■ **Exercise requirements**: The entries are to be returned exactly, with images left out.

================================

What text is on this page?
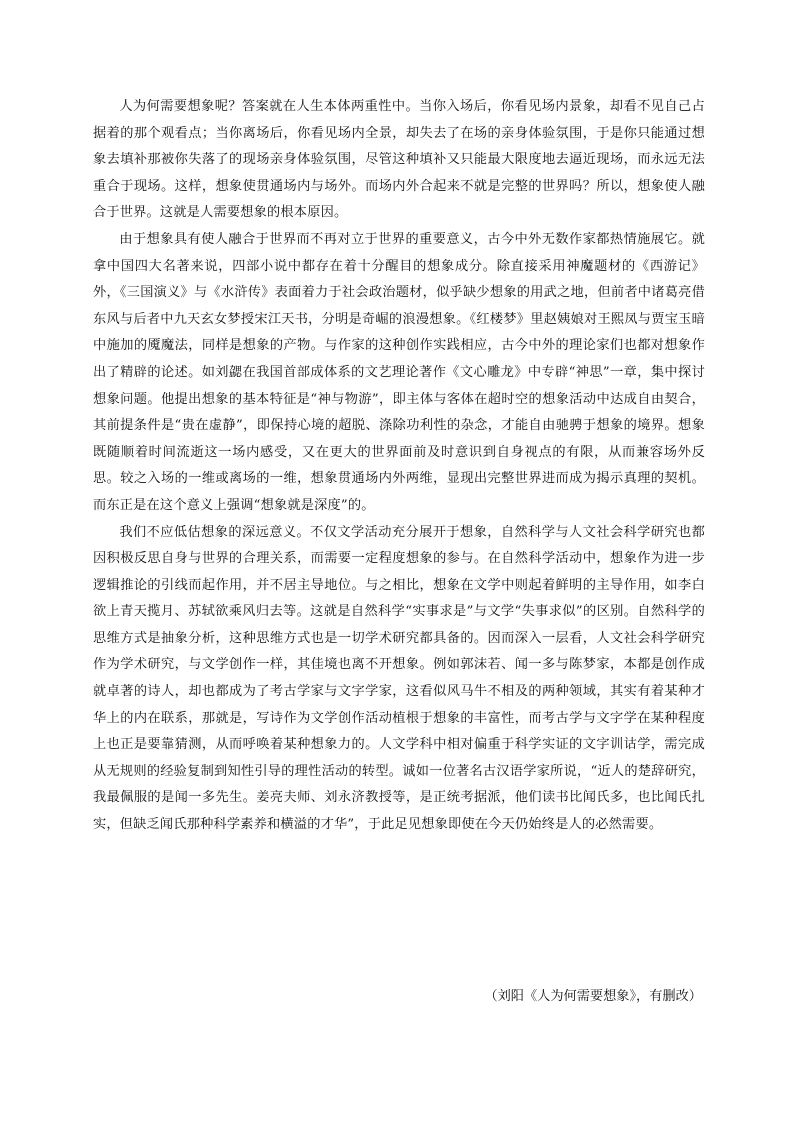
人为何需要想象呢？答案就在人生本体两重性中。当你入场后，你看见场内景象，却看不见自己占据着的那个观看点；当你离场后，你看见场内全景，却失去了在场的亲身体验氛围，于是你只能通过想象去填补那被你失落了的现场亲身体验氛围，尽管这种填补又只能最大限度地去逼近现场，而永远无法重合于现场。这样，想象使贯通场内与场外。而场内外合起来不就是完整的世界吗？所以，想象使人融合于世界。这就是人需要想象的根本原因。

由于想象具有使人融合于世界而不再对立于世界的重要意义，古今中外无数作家都热情施展它。就拿中国四大名著来说，四部小说中都存在着十分醒目的想象成分。除直接采用神魔题材的《西游记》外，《三国演义》与《水浒传》表面着力于社会政治题材，似乎缺少想象的用武之地，但前者中诸葛亮借东风与后者中九天玄女梦授宋江天书，分明是奇崛的浪漫想象。《红楼梦》里赵姨娘对王熙凤与贾宝玉暗中施加的魇魔法，同样是想象的产物。与作家的这种创作实践相应，古今中外的理论家们也都对想象作出了精辟的论述。如刘勰在我国首部成体系的文艺理论著作《文心雕龙》中专辟“神思”一章，集中探讨想象问题。他提出想象的基本特征是“神与物游”，即主体与客体在超时空的想象活动中达成自由契合，其前提条件是“贵在虚静”，即保持心境的超脱、涤除功利性的杂念，才能自由驰骋于想象的境界。想象既随顺着时间流逝这一场内感受，又在更大的世界面前及时意识到自身视点的有限，从而兼容场外反思。较之入场的一维或离场的一维，想象贯通场内外两维，显现出完整世界进而成为揭示真理的契机。而东正是在这个意义上强调“想象就是深度”的。

我们不应低估想象的深远意义。不仅文学活动充分展开于想象，自然科学与人文社会科学研究也都因积极反思自身与世界的合理关系，而需要一定程度想象的参与。在自然科学活动中，想象作为进一步逻辑推论的引线而起作用，并不居主导地位。与之相比，想象在文学中则起着鲜明的主导作用，如李白欲上青天揽月、苏轼欲乘风归去等。这就是自然科学“实事求是”与文学“失事求似”的区别。自然科学的思维方式是抽象分析，这种思维方式也是一切学术研究都具备的。因而深入一层看，人文社会科学研究作为学术研究，与文学创作一样，其佳境也离不开想象。例如郭沫若、闻一多与陈梦家，本都是创作成就卓著的诗人，却也都成为了考古学家与文字学家，这看似风马牛不相及的两种领域，其实有着某种才华上的内在联系，那就是，写诗作为文学创作活动植根于想象的丰富性，而考古学与文字学在某种程度上也正是要靠猜测，从而呼唤着某种想象力的。人文学科中相对偏重于科学实证的文字训诂学，需完成从无规则的经验复制到知性引导的理性活动的转型。诚如一位著名古汉语学家所说，“近人的楚辞研究，我最佩服的是闻一多先生。姜亮夫师、刘永济教授等，是正统考据派，他们读书比闻氏多，也比闻氏扎实，但缺乏闻氏那种科学素养和横溢的才华”，于此足见想象即使在今天仍始终是人的必然需要。

（刘阳《人为何需要想象》，有删改）
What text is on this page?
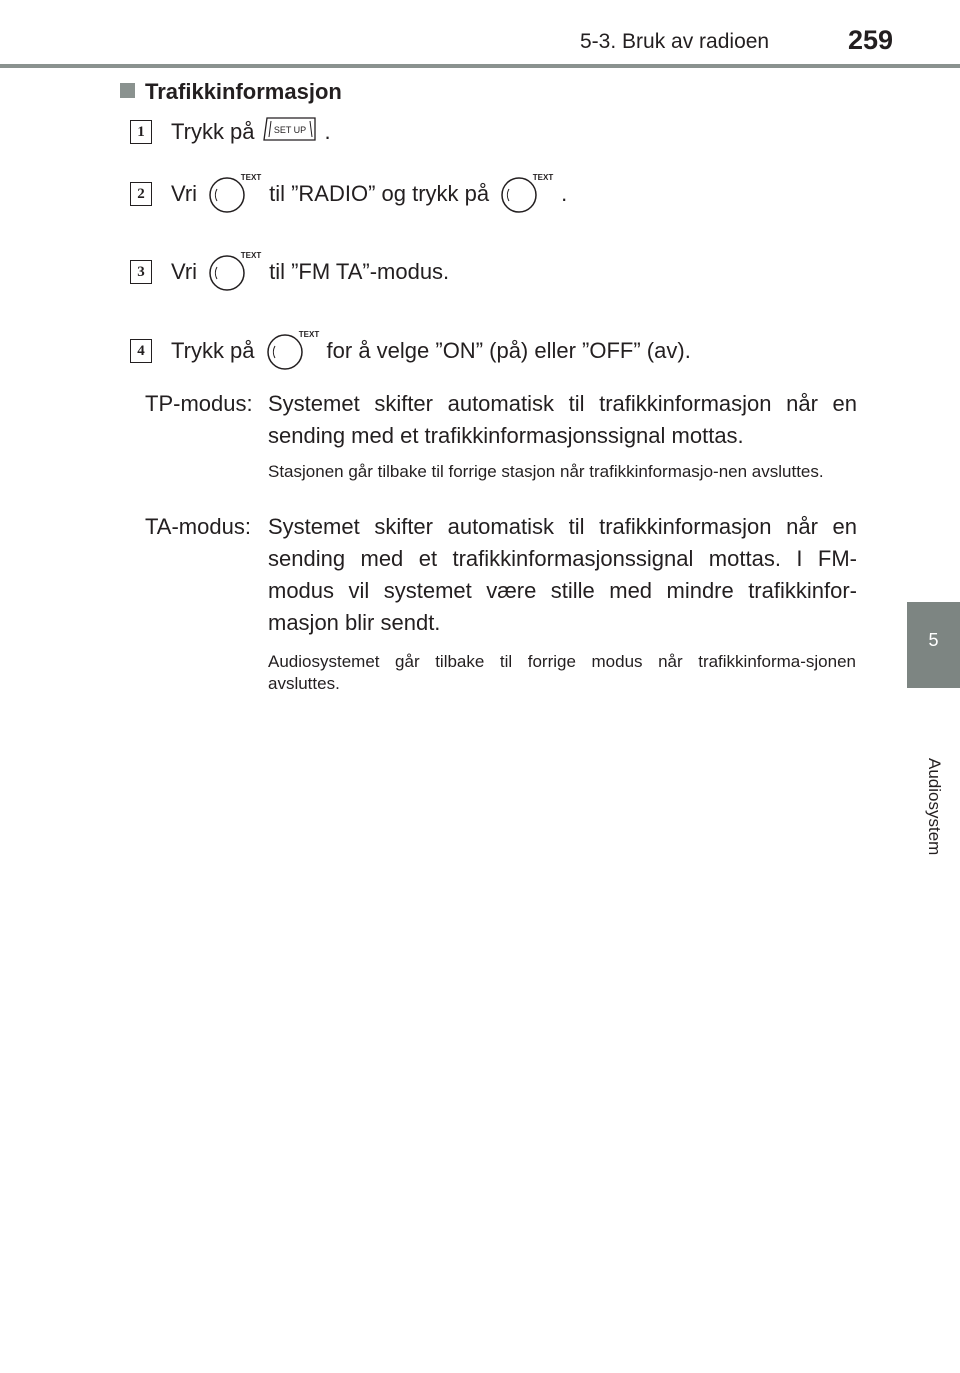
5-3. Bruk av radioen	259
5
Audiosystem
Trafikkinformasjon
1	Trykk på SET UP .
2	Vri
TEXT
til ”RADIO” og trykk på
TEXT
.
3	Vri
TEXT
til ”FM TA”-modus.
4	Trykk på
TEXT
for å velge ”ON” (på) eller ”OFF” (av).
TP-modus: Systemet skifter automatisk til trafikkinformasjon når en sending med et trafikkinformasjonssignal mottas.
Stasjonen går tilbake til forrige stasjon når trafikkinformasjo-nen avsluttes.
TA-modus: Systemet skifter automatisk til trafikkinformasjon når en sending med et trafikkinformasjonssignal mottas. I FM-modus vil systemet være stille med mindre trafikkinfor-masjon blir sendt.
Audiosystemet går tilbake til forrige modus når trafikkinforma-sjonen avsluttes.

================================

■ **Result for this task**:
What text is on this page?
人为何需要想象呢？答案就在人生本体两重性中。当你入场后，你看见场内景象，却看不见自己占据着的那个观看点；当你离场后，你看见场内全景，却失去了在场的亲身体验氛围，于是你只能通过想象去填补那被你失落了的现场亲身体验氛围，尽管这种填补又只能最大限度地去逼近现场，而永远无法重合于现场。这样，想象使贯通场内与场外。而场内外合起来不就是完整的世界吗？所以，想象使人融合于世界。这就是人需要想象的根本原因。

由于想象具有使人融合于世界而不再对立于世界的重要意义，古今中外无数作家都热情施展它。就拿中国四大名著来说，四部小说中都存在着十分醒目的想象成分。除直接采用神魔题材的《西游记》外，《三国演义》与《水浒传》表面着力于社会政治题材，似乎缺少想象的用武之地，但前者中诸葛亮借东风与后者中九天玄女梦授宋江天书，分明是奇崛的浪漫想象。《红楼梦》里赵姨娘对王熙凤与贾宝玉暗中施加的魇魔法，同样是想象的产物。与作家的这种创作实践相应，古今中外的理论家们也都对想象作出了精辟的论述。如刘勰在我国首部成体系的文艺理论著作《文心雕龙》中专辟“神思”一章，集中探讨想象问题。他提出想象的基本特征是“神与物游”，即主体与客体在超时空的想象活动中达成自由契合，其前提条件是“贵在虚静”，即保持心境的超脱、涤除功利性的杂念，才能自由驰骋于想象的境界。想象既随顺着时间流逝这一场内感受，又在更大的世界面前及时意识到自身视点的有限，从而兼容场外反思。较之入场的一维或离场的一维，想象贯通场内外两维，显现出完整世界进而成为揭示真理的契机。而东正是在这个意义上强调“想象就是深度”的。

我们不应低估想象的深远意义。不仅文学活动充分展开于想象，自然科学与人文社会科学研究也都因积极反思自身与世界的合理关系，而需要一定程度想象的参与。在自然科学活动中，想象作为进一步逻辑推论的引线而起作用，并不居主导地位。与之相比，想象在文学中则起着鲜明的主导作用，如李白欲上青天揽月、苏轼欲乘风归去等。这就是自然科学“实事求是”与文学“失事求似”的区别。自然科学的思维方式是抽象分析，这种思维方式也是一切学术研究都具备的。因而深入一层看，人文社会科学研究作为学术研究，与文学创作一样，其佳境也离不开想象。例如郭沫若、闻一多与陈梦家，本都是创作成就卓著的诗人，却也都成为了考古学家与文字学家，这看似风马牛不相及的两种领域，其实有着某种才华上的内在联系，那就是，写诗作为文学创作活动植根于想象的丰富性，而考古学与文字学在某种程度上也正是要靠猜测，从而呼唤着某种想象力的。人文学科中相对偏重于科学实证的文字训诂学，需完成从无规则的经验复制到知性引导的理性活动的转型。诚如一位著名古汉语学家所说，“近人的楚辞研究，我最佩服的是闻一多先生。姜亮夫师、刘永济教授等，是正统考据派，他们读书比闻氏多，也比闻氏扎实，但缺乏闻氏那种科学素养和横溢的才华”，于此足见想象即使在今天仍始终是人的必然需要。

（刘阳《人为何需要想象》，有删改）
What text is on this page?
5-3. Bruk av radioen	259
5
Audiosystem
Trafikkinformasjon
1	Trykk på SET UP .
2	Vri
TEXT
til ”RADIO” og trykk på
TEXT
.
3	Vri
TEXT
til ”FM TA”-modus.
4	Trykk på
TEXT
for å velge ”ON” (på) eller ”OFF” (av).
TP-modus: Systemet skifter automatisk til trafikkinformasjon når en sending med et trafikkinformasjonssignal mottas.
Stasjonen går tilbake til forrige stasjon når trafikkinformasjo-nen avsluttes.
TA-modus: Systemet skifter automatisk til trafikkinformasjon når en sending med et trafikkinformasjonssignal mottas. I FM-modus vil systemet være stille med mindre trafikkinfor-masjon blir sendt.
Audiosystemet går tilbake til forrige modus når trafikkinforma-sjonen avsluttes.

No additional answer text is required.